Start

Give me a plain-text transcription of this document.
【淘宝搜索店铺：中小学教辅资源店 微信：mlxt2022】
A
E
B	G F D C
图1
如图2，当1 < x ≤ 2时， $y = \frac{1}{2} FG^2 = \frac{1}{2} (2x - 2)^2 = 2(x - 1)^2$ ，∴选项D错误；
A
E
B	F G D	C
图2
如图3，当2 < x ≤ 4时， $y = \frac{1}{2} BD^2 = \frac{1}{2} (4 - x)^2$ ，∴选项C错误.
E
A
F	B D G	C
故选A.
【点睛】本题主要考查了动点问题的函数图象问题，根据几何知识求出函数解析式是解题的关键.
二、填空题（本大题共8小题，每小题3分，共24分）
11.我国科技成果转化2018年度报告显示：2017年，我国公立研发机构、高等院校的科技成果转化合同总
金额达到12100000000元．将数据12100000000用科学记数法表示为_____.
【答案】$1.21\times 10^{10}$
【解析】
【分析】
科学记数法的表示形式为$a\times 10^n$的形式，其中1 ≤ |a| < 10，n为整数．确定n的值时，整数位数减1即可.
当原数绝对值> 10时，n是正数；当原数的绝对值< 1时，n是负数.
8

End

• **Objective**: Extract the listing in its entirety and repeat it exactly.

• **Solution to this task**:
Give me a plain-text transcription of this document.
【淘宝搜索店铺：中小学教辅资源店 微信：mlxt2022】
A
E
B	G F D C
图1
如图2，当1 < x ≤ 2时， $y = \frac{1}{2} FG^2 = \frac{1}{2} (2x - 2)^2 = 2(x - 1)^2$ ，∴选项D错误；
A
E
B	F G D	C
图2
如图3，当2 < x ≤ 4时， $y = \frac{1}{2} BD^2 = \frac{1}{2} (4 - x)^2$ ，∴选项C错误.
E
A
F	B D G	C
故选A.
【点睛】本题主要考查了动点问题的函数图象问题，根据几何知识求出函数解析式是解题的关键.
二、填空题（本大题共8小题，每小题3分，共24分）
11.我国科技成果转化2018年度报告显示：2017年，我国公立研发机构、高等院校的科技成果转化合同总
金额达到12100000000元．将数据12100000000用科学记数法表示为_____.
【答案】$1.21\times 10^{10}$
【解析】
【分析】
科学记数法的表示形式为$a\times 10^n$的形式，其中1 ≤ |a| < 10，n为整数．确定n的值时，整数位数减1即可.
当原数绝对值> 10时，n是正数；当原数的绝对值< 1时，n是负数.
8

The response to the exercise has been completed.